# EXERCISE:
Copy every line that contains the string "补肾活血" from the entries below.

# DATASET CONTENT:
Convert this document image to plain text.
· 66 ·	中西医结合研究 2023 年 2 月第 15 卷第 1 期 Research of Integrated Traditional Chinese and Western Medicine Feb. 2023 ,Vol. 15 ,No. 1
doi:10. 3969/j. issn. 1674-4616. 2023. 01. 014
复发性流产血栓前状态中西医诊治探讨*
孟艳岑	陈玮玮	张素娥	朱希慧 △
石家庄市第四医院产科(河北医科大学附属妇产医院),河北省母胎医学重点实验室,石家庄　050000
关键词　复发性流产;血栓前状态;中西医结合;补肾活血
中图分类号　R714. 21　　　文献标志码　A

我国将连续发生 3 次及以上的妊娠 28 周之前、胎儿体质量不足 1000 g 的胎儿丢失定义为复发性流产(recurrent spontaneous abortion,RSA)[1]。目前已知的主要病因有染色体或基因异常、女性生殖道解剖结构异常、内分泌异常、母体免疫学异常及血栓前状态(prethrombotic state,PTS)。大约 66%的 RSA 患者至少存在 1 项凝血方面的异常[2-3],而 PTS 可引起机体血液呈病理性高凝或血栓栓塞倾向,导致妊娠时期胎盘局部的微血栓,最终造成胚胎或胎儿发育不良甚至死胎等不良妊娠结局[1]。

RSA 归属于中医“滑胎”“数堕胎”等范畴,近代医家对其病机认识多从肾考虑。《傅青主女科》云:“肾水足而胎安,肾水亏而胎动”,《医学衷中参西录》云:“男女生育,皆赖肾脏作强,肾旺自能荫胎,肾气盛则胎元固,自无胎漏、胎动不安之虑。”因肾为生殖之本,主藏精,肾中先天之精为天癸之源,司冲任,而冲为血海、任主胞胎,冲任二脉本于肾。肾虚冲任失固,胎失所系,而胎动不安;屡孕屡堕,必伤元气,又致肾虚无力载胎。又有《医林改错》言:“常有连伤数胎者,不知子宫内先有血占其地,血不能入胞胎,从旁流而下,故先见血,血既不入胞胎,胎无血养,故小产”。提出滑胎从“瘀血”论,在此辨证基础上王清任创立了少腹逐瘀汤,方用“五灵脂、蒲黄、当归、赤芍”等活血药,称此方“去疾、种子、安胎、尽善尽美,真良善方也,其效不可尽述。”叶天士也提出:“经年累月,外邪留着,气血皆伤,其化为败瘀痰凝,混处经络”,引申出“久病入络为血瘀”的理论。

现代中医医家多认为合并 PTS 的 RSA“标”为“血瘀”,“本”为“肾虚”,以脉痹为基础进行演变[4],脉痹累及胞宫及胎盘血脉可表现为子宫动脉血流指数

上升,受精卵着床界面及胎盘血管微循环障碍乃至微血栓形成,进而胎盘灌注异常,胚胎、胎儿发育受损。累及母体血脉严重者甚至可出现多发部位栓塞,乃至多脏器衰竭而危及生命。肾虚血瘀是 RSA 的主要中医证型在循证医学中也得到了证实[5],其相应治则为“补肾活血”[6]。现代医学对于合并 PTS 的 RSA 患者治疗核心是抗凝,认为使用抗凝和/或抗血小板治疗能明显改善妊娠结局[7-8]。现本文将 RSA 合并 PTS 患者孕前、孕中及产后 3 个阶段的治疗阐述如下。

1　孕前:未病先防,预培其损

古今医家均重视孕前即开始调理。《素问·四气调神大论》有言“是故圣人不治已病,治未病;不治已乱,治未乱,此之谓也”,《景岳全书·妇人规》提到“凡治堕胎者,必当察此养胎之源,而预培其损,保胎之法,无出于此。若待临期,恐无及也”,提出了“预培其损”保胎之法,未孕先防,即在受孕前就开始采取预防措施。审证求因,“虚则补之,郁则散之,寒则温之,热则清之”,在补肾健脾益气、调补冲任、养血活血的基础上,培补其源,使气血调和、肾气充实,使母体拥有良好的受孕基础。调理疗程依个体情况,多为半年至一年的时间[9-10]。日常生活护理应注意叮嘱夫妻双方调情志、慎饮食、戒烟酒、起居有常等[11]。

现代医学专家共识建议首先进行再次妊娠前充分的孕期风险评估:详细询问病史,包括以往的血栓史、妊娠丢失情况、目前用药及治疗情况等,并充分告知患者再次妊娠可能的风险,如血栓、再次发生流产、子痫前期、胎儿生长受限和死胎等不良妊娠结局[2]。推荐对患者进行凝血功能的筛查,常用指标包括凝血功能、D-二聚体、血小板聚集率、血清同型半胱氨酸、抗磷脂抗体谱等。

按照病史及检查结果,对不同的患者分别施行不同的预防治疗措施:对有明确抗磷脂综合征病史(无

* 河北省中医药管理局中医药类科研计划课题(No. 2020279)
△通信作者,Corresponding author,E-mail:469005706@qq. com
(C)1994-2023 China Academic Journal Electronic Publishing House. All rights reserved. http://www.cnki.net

# ANSWER BELOW:
关键词　复发性流产;血栓前状态;中西医结合;补肾活血
上升,受精卵着床界面及胎盘血管微循环障碍乃至微血栓形成,进而胎盘灌注异常,胚胎、胎儿发育受损。累及母体血脉严重者甚至可出现多发部位栓塞,乃至多脏器衰竭而危及生命。肾虚血瘀是 RSA 的主要中医证型在循证医学中也得到了证实[5],其相应治则为“补肾活血”[6]。现代医学对于合并 PTS 的 RSA 患者治疗核心是抗凝,认为使用抗凝和/或抗血小板治疗能明显改善妊娠结局[7-8]。现本文将 RSA 合并 PTS 患者孕前、孕中及产后 3 个阶段的治疗阐述如下。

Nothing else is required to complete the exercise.